start DATASET
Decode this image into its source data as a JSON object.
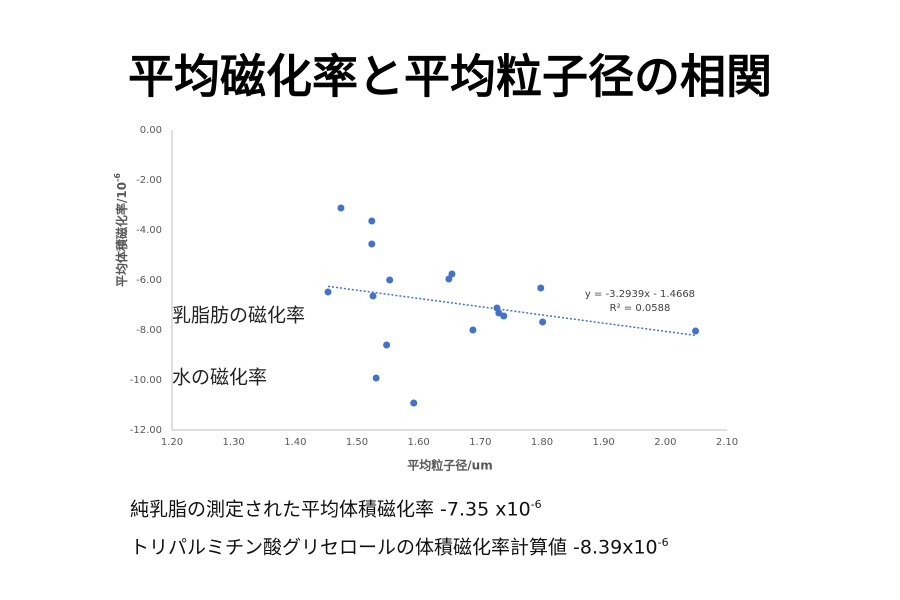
{
  "chart_data": {
    "type": "scatter",
    "title": "平均磁化率と平均粒子径の相関",
    "xlabel": "平均粒子径/um",
    "ylabel": "平均体積磁化率/10",
    "ylabel_sup": "-6",
    "x": [
      1.474,
      1.524,
      1.524,
      1.553,
      1.453,
      1.526,
      1.649,
      1.654,
      1.798,
      1.727,
      1.73,
      1.738,
      1.688,
      1.801,
      1.548,
      1.531,
      1.592,
      2.049
    ],
    "values": [
      -3.12,
      -3.64,
      -4.56,
      -6.0,
      -6.48,
      -6.64,
      -5.96,
      -5.76,
      -6.32,
      -7.12,
      -7.32,
      -7.44,
      -8.0,
      -7.68,
      -8.6,
      -9.92,
      -10.92,
      -8.04
    ],
    "color": "#4472c4",
    "xlim": [
      1.2,
      2.1
    ],
    "xticks": [
      {
        "value": 1.2,
        "label": "1.20"
      },
      {
        "value": 1.3,
        "label": "1.30"
      },
      {
        "value": 1.4,
        "label": "1.40"
      },
      {
        "value": 1.5,
        "label": "1.50"
      },
      {
        "value": 1.6,
        "label": "1.60"
      },
      {
        "value": 1.7,
        "label": "1.70"
      },
      {
        "value": 1.8,
        "label": "1.80"
      },
      {
        "value": 1.9,
        "label": "1.90"
      },
      {
        "value": 2.0,
        "label": "2.00"
      },
      {
        "value": 2.1,
        "label": "2.10"
      }
    ],
    "ylim": [
      -12,
      0
    ],
    "yticks": [
      {
        "value": 0,
        "label": "0.00"
      },
      {
        "value": -2,
        "label": "-2.00"
      },
      {
        "value": -4,
        "label": "-4.00"
      },
      {
        "value": -6,
        "label": "-6.00"
      },
      {
        "value": -8,
        "label": "-8.00"
      },
      {
        "value": -10,
        "label": "-10.00"
      },
      {
        "value": -12,
        "label": "-12.00"
      }
    ],
    "grid": false,
    "trendline": {
      "slope": -3.2939,
      "intercept": -1.4668,
      "color": "#4472c4",
      "equation": "y = -3.2939x - 1.4668",
      "r2_label": "R² = 0.0588"
    },
    "annotations": [
      "乳脂肪の磁化率",
      "水の磁化率"
    ]
  },
  "notes": [
    {
      "text": "純乳脂の測定された平均体積磁化率 -7.35 x10",
      "sup": "-6"
    },
    {
      "text": "トリパルミチン酸グリセロールの体積磁化率計算値 -8.39x10",
      "sup": "-6"
    }
  ]
}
end DATASET
WRITTEN EXERCISE:
Gather each line in these records that contains the string "text".

EXERCISE RESULT:
      "text": "純乳脂の測定された平均体積磁化率 -7.35 x10",
      "text": "トリパルミチン酸グリセロールの体積磁化率計算値 -8.39x10",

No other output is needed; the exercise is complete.